───── Entries supplied ─────

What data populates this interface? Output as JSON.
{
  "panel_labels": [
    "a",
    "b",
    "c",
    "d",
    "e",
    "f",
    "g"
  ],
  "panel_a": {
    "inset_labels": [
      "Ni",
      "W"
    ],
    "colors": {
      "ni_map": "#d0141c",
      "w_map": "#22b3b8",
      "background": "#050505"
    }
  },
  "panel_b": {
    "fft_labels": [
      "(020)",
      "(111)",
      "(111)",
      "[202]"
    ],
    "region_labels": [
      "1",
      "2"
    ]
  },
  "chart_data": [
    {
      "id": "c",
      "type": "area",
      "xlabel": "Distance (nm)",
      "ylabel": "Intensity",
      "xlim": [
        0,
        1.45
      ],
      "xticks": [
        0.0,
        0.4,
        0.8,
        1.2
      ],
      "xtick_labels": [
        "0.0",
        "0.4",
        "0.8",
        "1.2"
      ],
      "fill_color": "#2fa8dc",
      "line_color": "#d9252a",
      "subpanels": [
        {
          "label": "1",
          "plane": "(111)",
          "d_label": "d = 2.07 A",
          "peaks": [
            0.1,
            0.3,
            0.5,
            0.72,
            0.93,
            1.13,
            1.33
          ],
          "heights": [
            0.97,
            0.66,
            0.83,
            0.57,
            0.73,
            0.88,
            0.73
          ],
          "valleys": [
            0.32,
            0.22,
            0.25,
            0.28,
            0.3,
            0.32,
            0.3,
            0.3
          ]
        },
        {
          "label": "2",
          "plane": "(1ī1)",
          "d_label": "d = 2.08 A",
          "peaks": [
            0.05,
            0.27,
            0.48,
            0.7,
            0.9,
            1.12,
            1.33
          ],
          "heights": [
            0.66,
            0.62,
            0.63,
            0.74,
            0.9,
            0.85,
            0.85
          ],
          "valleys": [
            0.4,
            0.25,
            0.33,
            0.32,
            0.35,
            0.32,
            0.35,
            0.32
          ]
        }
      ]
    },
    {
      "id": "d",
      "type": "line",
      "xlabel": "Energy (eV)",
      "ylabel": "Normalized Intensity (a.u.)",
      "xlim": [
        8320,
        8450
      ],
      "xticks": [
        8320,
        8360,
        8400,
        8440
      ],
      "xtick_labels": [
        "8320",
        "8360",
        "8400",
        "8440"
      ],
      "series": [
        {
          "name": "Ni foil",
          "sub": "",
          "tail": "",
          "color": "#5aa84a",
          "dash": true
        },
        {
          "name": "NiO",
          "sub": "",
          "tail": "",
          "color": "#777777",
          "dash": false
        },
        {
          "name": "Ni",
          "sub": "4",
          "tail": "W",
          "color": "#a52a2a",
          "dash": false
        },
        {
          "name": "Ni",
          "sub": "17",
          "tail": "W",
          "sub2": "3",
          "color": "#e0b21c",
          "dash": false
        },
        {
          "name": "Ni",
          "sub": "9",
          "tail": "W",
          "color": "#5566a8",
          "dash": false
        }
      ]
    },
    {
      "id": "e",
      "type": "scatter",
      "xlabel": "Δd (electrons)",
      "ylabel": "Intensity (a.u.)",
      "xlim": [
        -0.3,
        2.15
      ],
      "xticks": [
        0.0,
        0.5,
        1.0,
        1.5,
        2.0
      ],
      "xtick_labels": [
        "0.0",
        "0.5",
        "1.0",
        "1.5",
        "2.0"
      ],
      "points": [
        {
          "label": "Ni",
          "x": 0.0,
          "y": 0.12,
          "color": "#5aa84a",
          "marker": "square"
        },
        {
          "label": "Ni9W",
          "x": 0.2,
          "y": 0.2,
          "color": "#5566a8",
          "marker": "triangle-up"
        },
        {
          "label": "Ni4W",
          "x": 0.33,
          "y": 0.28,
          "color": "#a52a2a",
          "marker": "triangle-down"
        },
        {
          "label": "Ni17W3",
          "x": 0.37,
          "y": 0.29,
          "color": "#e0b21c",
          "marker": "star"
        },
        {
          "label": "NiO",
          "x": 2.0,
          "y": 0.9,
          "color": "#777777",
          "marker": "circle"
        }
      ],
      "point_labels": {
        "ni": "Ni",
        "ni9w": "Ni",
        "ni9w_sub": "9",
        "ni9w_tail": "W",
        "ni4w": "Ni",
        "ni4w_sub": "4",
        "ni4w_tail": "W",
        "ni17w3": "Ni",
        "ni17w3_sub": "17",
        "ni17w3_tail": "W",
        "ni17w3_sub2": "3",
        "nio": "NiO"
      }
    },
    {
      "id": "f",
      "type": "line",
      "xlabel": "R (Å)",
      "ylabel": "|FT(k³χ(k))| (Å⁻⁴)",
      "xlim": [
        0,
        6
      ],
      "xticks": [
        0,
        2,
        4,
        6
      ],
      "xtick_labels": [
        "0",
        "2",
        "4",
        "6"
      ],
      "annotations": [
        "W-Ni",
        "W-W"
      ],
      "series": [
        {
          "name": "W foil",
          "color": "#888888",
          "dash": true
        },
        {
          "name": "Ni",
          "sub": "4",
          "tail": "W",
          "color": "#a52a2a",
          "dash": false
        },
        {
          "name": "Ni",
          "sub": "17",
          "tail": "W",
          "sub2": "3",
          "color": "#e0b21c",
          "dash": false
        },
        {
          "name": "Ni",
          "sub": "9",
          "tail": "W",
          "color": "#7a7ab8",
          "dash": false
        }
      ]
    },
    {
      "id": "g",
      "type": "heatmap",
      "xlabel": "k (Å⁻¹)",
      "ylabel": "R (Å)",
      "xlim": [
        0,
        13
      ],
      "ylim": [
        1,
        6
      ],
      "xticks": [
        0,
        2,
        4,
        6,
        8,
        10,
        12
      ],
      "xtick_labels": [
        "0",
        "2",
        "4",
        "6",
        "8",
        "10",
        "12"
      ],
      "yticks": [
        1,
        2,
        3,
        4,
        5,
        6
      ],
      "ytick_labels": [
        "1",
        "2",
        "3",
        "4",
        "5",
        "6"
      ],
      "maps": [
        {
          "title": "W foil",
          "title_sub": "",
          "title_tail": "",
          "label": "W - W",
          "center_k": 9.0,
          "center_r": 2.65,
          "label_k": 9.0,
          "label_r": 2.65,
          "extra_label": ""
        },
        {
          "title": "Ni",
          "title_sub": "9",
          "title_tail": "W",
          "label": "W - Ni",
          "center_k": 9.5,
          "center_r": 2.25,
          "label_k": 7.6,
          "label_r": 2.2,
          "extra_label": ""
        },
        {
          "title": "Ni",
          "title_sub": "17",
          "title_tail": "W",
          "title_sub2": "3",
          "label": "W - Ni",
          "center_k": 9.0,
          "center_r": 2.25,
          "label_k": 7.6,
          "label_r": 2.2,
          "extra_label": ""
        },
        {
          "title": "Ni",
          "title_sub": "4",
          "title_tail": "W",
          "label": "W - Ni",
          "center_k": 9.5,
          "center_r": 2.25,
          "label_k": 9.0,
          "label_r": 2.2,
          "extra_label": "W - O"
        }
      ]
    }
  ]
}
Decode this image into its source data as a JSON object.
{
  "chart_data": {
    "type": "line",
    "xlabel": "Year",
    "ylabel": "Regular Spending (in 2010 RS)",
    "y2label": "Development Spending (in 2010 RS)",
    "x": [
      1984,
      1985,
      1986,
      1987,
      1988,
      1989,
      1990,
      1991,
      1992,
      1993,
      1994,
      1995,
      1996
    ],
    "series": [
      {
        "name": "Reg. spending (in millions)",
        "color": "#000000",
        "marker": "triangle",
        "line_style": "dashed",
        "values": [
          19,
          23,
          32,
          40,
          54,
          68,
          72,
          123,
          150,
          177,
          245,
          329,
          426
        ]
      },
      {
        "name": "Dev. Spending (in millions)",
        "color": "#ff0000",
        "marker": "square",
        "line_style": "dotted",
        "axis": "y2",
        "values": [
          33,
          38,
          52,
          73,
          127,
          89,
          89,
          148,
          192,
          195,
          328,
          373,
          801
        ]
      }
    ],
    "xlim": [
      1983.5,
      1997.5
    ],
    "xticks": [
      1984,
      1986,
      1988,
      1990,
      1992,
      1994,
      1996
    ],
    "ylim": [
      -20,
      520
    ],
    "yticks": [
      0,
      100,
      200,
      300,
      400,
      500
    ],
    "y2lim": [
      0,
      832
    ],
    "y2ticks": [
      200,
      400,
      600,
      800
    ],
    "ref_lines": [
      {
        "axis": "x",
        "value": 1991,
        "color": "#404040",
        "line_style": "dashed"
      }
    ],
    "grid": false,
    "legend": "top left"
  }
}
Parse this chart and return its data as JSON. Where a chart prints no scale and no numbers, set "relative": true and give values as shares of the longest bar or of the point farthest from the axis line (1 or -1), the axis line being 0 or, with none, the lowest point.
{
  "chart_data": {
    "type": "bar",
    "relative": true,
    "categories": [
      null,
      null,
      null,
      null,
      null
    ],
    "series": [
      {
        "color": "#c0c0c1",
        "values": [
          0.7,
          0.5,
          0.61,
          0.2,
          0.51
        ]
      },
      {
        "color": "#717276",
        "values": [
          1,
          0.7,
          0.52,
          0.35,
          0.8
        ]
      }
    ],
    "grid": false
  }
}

─────

*Brief*: Quote the lines of the listing above that run from the line with "Parse this chart" through its last line, both included, and nothing else.

*Exercise answer*:
Parse this chart and return its data as JSON. Where a chart prints no scale and no numbers, set "relative": true and give values as shares of the longest bar or of the point farthest from the axis line (1 or -1), the axis line being 0 or, with none, the lowest point.
{
  "chart_data": {
    "type": "bar",
    "relative": true,
    "categories": [
      null,
      null,
      null,
      null,
      null
    ],
    "series": [
      {
        "color": "#c0c0c1",
        "values": [
          0.7,
          0.5,
          0.61,
          0.2,
          0.51
        ]
      },
      {
        "color": "#717276",
        "values": [
          1,
          0.7,
          0.52,
          0.35,
          0.8
        ]
      }
    ],
    "grid": false
  }
}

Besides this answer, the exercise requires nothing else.